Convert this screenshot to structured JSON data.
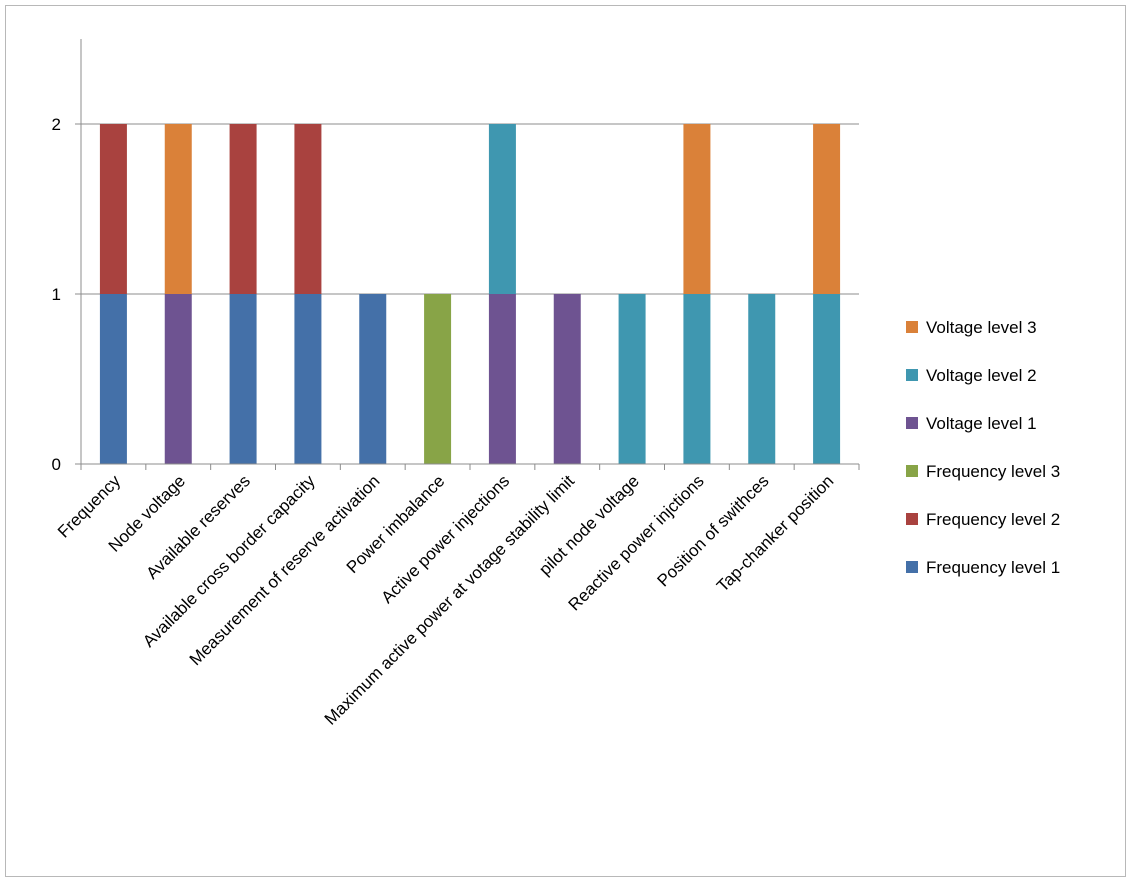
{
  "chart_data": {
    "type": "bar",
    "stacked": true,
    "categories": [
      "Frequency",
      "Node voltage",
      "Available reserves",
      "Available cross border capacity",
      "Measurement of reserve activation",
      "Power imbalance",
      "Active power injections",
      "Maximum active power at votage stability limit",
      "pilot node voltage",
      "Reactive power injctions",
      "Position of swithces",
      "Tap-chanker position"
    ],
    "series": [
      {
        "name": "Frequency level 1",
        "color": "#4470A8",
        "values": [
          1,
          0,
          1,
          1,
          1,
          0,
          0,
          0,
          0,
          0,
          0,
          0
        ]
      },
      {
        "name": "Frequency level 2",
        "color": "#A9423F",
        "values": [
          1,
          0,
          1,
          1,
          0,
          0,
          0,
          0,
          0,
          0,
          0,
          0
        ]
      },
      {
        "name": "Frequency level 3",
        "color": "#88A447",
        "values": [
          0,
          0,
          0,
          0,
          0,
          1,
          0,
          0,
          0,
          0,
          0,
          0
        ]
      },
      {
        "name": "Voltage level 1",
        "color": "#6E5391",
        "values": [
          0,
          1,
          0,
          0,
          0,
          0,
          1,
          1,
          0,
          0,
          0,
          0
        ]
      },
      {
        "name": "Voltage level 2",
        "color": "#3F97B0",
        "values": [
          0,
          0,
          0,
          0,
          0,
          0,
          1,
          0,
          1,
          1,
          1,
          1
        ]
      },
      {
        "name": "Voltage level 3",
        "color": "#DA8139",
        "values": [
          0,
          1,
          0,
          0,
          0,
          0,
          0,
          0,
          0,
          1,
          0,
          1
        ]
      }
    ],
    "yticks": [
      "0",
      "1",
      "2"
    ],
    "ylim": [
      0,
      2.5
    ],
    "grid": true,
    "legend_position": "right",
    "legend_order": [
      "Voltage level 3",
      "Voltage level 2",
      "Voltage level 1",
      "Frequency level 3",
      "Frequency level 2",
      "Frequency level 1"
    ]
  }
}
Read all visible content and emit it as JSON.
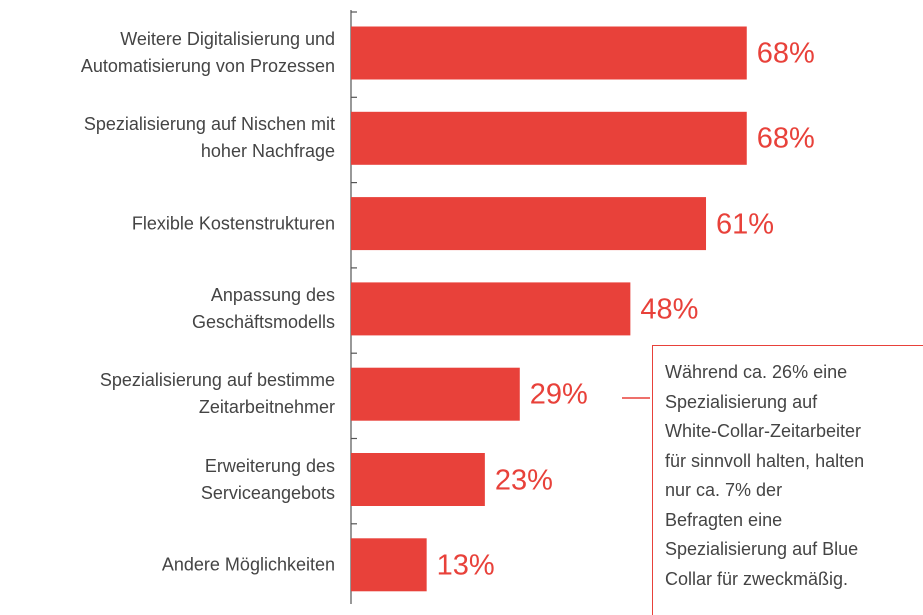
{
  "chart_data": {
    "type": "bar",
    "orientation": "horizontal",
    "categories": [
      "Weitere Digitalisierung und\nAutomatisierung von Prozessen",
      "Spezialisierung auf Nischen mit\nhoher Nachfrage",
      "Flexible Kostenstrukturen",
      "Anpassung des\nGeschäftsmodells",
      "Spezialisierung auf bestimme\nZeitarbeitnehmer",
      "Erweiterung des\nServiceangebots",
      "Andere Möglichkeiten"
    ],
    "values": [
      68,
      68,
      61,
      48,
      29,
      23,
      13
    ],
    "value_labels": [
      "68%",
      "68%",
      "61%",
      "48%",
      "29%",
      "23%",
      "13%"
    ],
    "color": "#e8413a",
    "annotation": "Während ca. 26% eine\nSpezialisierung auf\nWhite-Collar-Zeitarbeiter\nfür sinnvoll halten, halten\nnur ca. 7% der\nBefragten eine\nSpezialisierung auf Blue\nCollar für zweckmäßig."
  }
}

--

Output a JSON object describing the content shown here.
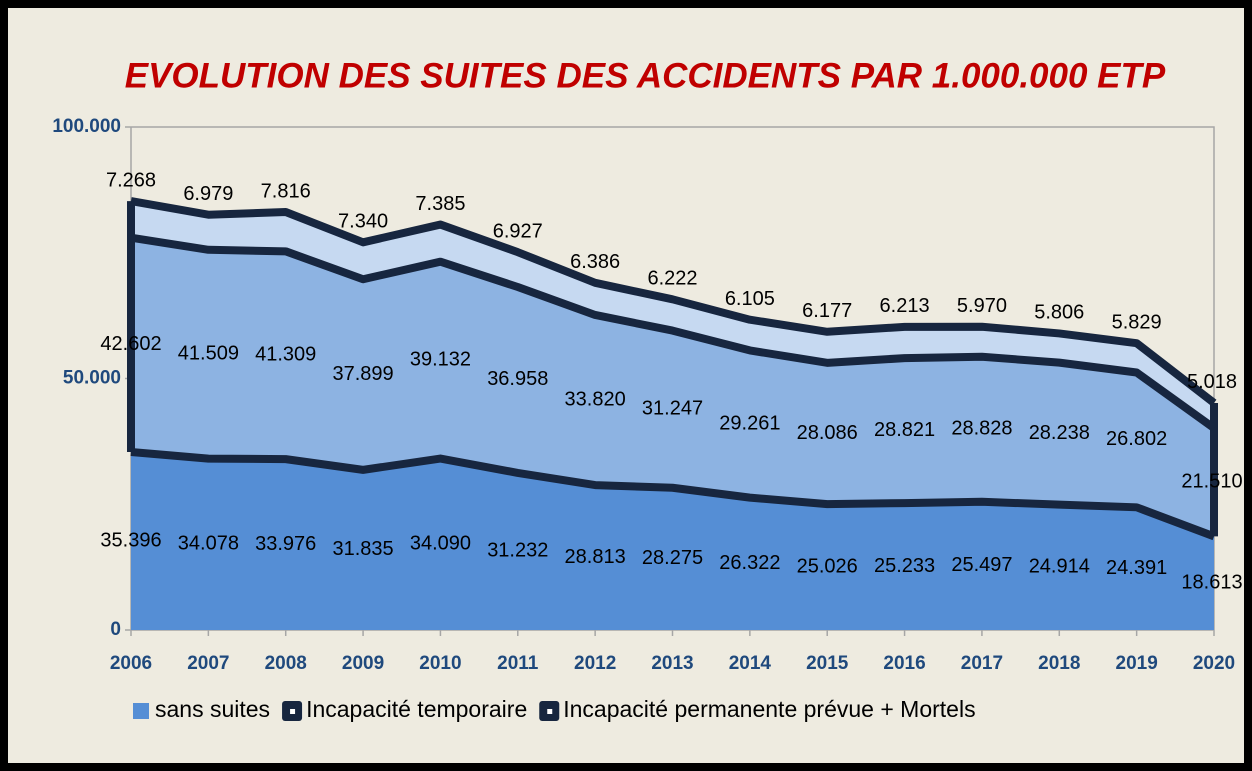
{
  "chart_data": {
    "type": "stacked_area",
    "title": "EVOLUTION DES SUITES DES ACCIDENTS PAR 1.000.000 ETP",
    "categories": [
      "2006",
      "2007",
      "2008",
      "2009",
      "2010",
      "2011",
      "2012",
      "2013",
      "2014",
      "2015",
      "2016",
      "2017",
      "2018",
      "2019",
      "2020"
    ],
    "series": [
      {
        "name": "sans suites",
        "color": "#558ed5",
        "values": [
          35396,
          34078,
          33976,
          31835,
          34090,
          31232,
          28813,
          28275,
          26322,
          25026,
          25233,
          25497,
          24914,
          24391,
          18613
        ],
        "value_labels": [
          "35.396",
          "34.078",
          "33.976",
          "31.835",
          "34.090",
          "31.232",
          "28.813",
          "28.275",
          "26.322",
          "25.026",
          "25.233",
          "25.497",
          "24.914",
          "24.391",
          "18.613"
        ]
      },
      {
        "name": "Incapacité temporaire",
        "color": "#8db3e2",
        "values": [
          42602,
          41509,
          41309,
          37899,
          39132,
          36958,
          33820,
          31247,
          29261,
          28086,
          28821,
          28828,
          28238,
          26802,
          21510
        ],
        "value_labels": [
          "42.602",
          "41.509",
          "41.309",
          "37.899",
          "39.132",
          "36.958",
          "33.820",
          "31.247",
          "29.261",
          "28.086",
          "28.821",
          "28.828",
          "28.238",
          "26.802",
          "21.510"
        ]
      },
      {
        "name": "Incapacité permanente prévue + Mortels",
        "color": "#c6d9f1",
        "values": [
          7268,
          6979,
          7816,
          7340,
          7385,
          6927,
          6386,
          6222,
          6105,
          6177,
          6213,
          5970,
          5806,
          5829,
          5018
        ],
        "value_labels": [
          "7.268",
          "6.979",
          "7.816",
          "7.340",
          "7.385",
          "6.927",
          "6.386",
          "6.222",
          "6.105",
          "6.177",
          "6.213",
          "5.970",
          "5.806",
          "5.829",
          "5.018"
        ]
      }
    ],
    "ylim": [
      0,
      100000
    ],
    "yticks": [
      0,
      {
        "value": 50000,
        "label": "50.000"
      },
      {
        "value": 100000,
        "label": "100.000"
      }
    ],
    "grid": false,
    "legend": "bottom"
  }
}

**EXERCISE OBJECTIVE**
Within the listing above, copy each line that has the string "Frequency".

**SOLUTION TO THE EXERCISE**
      "Frequency",
        "name": "Frequency level 1",
        "name": "Frequency level 2",
        "name": "Frequency level 3",
      "Frequency level 3",
      "Frequency level 2",
      "Frequency level 1"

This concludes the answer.